> [TASK BRIEF] Sort through the entries below and pull out lines containing the word "connected".

> [Figure contents as structured data]
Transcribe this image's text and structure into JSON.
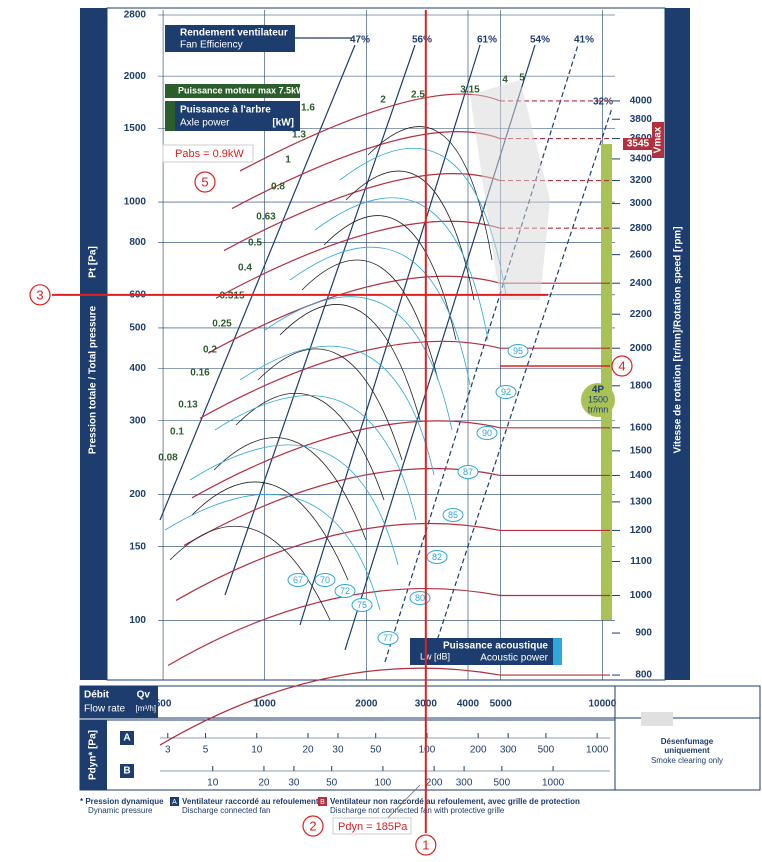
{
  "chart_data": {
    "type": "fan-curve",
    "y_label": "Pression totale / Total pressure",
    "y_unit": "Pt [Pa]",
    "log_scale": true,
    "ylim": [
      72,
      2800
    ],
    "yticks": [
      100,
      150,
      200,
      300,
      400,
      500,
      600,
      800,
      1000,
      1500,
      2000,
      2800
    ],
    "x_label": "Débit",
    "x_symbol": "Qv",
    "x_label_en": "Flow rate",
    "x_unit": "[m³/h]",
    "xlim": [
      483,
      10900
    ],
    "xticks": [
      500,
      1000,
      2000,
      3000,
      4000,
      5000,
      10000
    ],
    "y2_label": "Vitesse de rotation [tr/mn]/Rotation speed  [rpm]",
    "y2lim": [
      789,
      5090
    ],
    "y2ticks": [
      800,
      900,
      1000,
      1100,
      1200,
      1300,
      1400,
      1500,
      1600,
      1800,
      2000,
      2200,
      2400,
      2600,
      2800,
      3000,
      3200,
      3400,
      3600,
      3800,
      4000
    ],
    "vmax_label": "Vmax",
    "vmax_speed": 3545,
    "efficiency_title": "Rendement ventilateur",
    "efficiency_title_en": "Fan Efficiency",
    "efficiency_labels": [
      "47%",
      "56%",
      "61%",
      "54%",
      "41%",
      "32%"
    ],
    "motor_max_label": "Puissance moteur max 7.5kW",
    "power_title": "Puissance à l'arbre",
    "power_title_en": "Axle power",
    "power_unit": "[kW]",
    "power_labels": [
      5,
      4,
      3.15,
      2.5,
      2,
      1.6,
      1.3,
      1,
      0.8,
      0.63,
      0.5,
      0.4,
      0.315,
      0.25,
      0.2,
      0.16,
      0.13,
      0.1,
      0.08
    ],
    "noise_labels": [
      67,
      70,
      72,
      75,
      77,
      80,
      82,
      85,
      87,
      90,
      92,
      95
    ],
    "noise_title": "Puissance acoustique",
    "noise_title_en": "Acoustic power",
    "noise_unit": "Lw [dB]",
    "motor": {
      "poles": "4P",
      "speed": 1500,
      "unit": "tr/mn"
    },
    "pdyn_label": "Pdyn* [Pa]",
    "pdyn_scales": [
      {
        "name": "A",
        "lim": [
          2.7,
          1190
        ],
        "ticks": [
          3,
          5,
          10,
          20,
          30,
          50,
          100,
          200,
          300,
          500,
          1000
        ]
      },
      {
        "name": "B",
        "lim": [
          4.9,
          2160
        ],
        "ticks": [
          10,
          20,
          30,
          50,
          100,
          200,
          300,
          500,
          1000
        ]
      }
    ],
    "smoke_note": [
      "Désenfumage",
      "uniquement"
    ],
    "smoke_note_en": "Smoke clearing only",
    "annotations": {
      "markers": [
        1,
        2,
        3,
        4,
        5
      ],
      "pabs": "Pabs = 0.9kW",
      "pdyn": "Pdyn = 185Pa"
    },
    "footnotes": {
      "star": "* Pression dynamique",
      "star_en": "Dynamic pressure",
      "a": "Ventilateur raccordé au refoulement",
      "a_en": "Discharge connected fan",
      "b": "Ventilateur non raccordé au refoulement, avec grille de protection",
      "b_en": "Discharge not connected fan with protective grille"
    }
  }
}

> [COMPLETE ANSWER]
      "a_en": "Discharge connected fan",
      "b_en": "Discharge not connected fan with protective grille"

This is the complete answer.